- [Supplied data]:

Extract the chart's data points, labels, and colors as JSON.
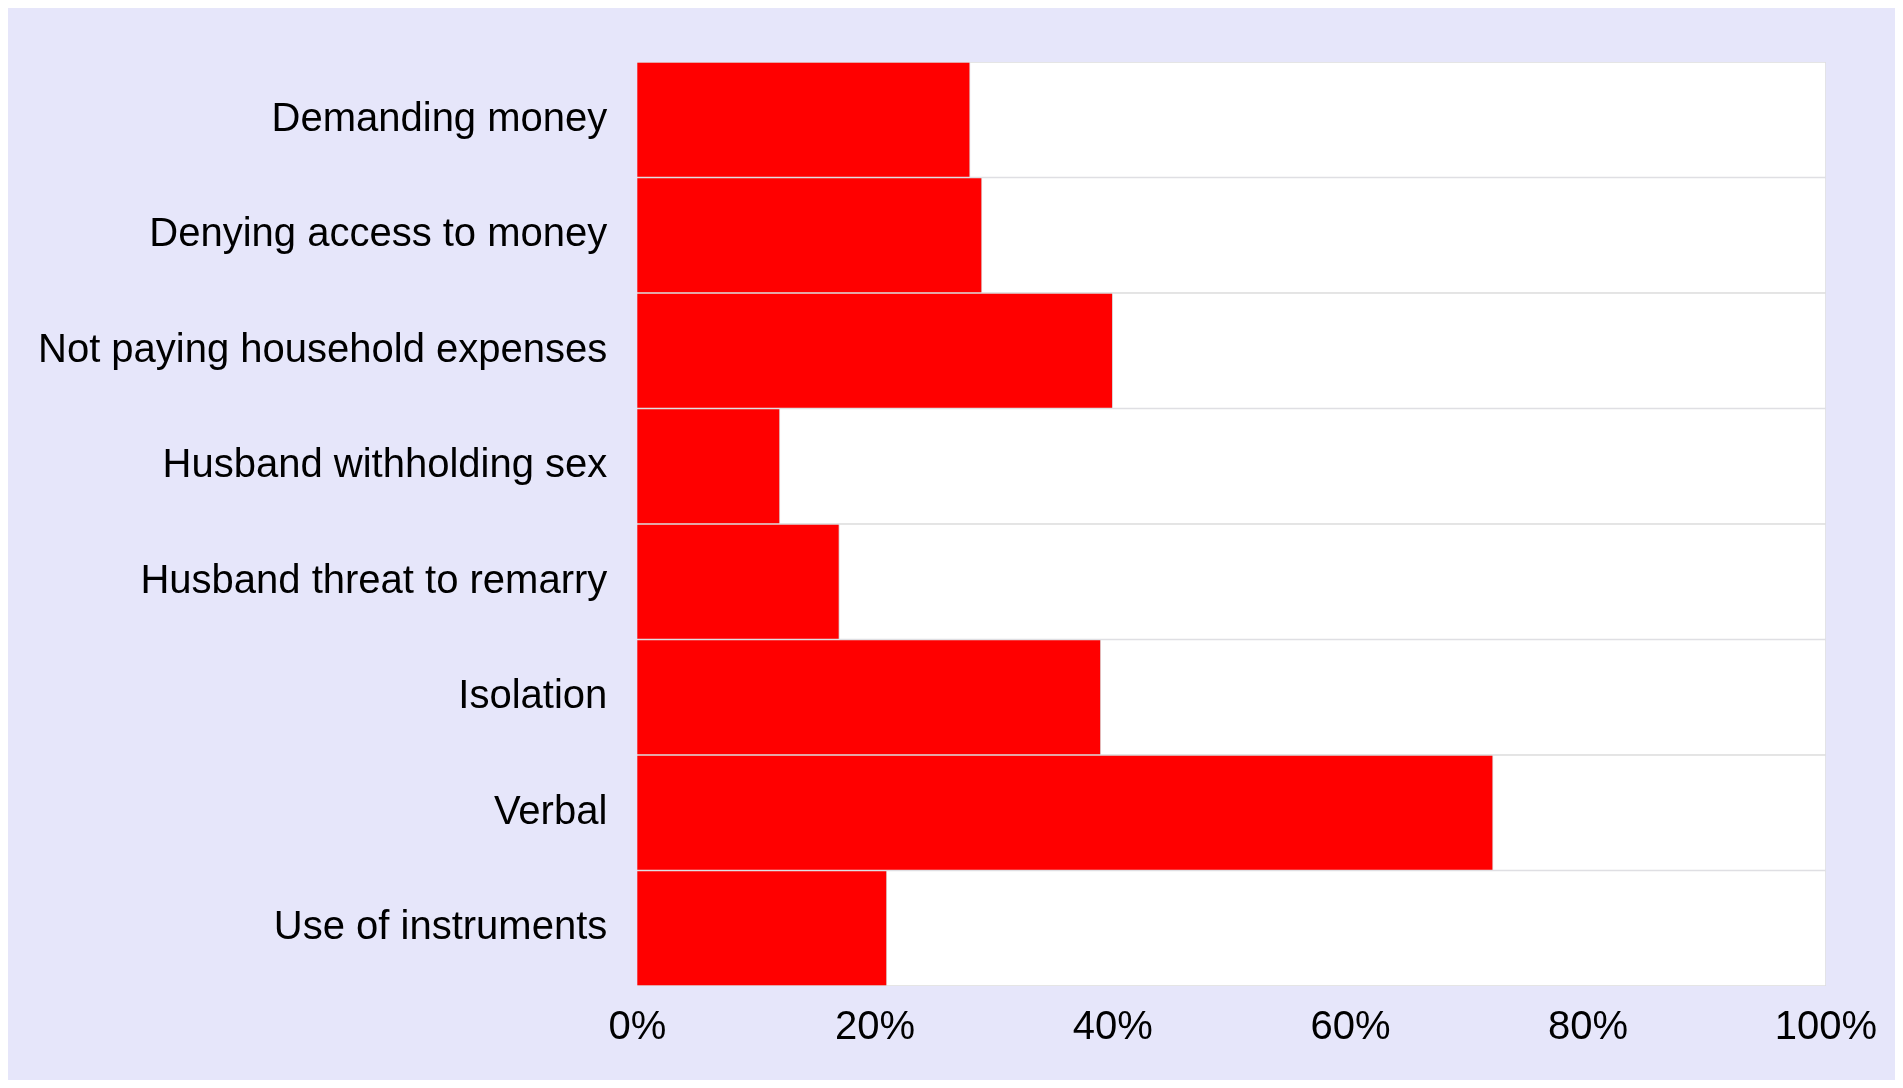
{
  "chart_data": {
    "type": "bar",
    "orientation": "horizontal",
    "stacked": true,
    "categories": [
      "Demanding money",
      "Denying access to money",
      "Not paying household expenses",
      "Husband withholding sex",
      "Husband threat to remarry",
      "Isolation",
      "Verbal",
      "Use of instruments"
    ],
    "series": [
      {
        "color": "#ff0000",
        "values": [
          28,
          29,
          40,
          12,
          17,
          39,
          72,
          21
        ]
      },
      {
        "color": "#ffffff",
        "values": [
          72,
          71,
          60,
          88,
          83,
          61,
          28,
          79
        ]
      }
    ],
    "xlim": [
      0,
      100
    ],
    "xticks": [
      {
        "value": 0,
        "label": "0%"
      },
      {
        "value": 20,
        "label": "20%"
      },
      {
        "value": 40,
        "label": "40%"
      },
      {
        "value": 60,
        "label": "60%"
      },
      {
        "value": 80,
        "label": "80%"
      },
      {
        "value": 100,
        "label": "100%"
      }
    ],
    "grid": false,
    "legend": false
  }
}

- [Short task]:
Produce an exact copy of each line of data, skipping embedded images.

- [Solution]:
Extract the chart's data points, labels, and colors as JSON.
{
  "chart_data": {
    "type": "bar",
    "orientation": "horizontal",
    "stacked": true,
    "categories": [
      "Demanding money",
      "Denying access to money",
      "Not paying household expenses",
      "Husband withholding sex",
      "Husband threat to remarry",
      "Isolation",
      "Verbal",
      "Use of instruments"
    ],
    "series": [
      {
        "color": "#ff0000",
        "values": [
          28,
          29,
          40,
          12,
          17,
          39,
          72,
          21
        ]
      },
      {
        "color": "#ffffff",
        "values": [
          72,
          71,
          60,
          88,
          83,
          61,
          28,
          79
        ]
      }
    ],
    "xlim": [
      0,
      100
    ],
    "xticks": [
      {
        "value": 0,
        "label": "0%"
      },
      {
        "value": 20,
        "label": "20%"
      },
      {
        "value": 40,
        "label": "40%"
      },
      {
        "value": 60,
        "label": "60%"
      },
      {
        "value": 80,
        "label": "80%"
      },
      {
        "value": 100,
        "label": "100%"
      }
    ],
    "grid": false,
    "legend": false
  }
}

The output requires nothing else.